● What to work on
All lines in the records below that hold "Methylation" are to be shown.

● Supplied data
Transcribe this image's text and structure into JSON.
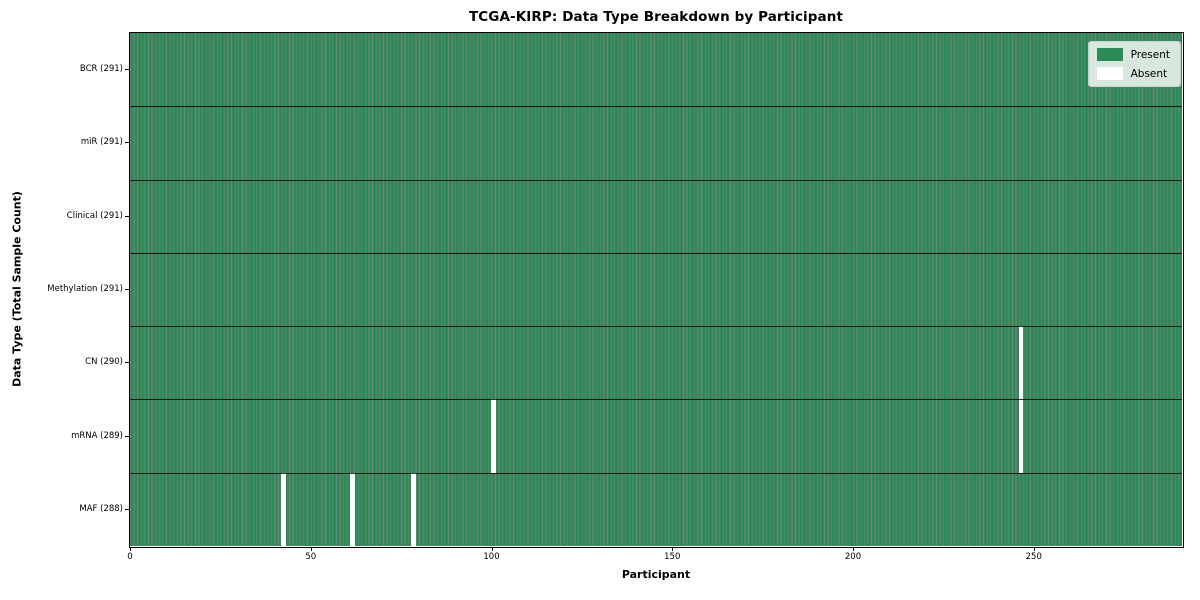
{
  "chart_data": {
    "type": "heatmap",
    "title": "TCGA-KIRP: Data Type Breakdown by Participant",
    "xlabel": "Participant",
    "ylabel": "Data Type (Total Sample Count)",
    "n_participants": 291,
    "xlim": [
      0,
      291
    ],
    "x_ticks": [
      0,
      50,
      100,
      150,
      200,
      250
    ],
    "grid": false,
    "legend_position": "upper right",
    "rows": [
      {
        "data_type": "BCR",
        "label": "BCR (291)",
        "total_samples": 291,
        "absent_participants": []
      },
      {
        "data_type": "miR",
        "label": "miR (291)",
        "total_samples": 291,
        "absent_participants": []
      },
      {
        "data_type": "Clinical",
        "label": "Clinical (291)",
        "total_samples": 291,
        "absent_participants": []
      },
      {
        "data_type": "Methylation",
        "label": "Methylation (291)",
        "total_samples": 291,
        "absent_participants": []
      },
      {
        "data_type": "CN",
        "label": "CN (290)",
        "total_samples": 290,
        "absent_participants": [
          246
        ]
      },
      {
        "data_type": "mRNA",
        "label": "mRNA (289)",
        "total_samples": 289,
        "absent_participants": [
          100,
          246
        ]
      },
      {
        "data_type": "MAF",
        "label": "MAF (288)",
        "total_samples": 288,
        "absent_participants": [
          42,
          61,
          78
        ]
      }
    ],
    "legend": [
      {
        "label": "Present",
        "color": "#2e8b57"
      },
      {
        "label": "Absent",
        "color": "#ffffff"
      }
    ],
    "colors": {
      "present": "#2e8b57",
      "absent": "#ffffff",
      "cell_edge": "rgba(0,0,0,0.5)",
      "row_separator": "rgba(0,0,0,0.8)",
      "frame": "#000000",
      "legend_bg": "rgba(255,255,255,0.8)",
      "legend_border": "#cccccc"
    }
  }
}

● Result
        "data_type": "Methylation",
        "label": "Methylation (291)",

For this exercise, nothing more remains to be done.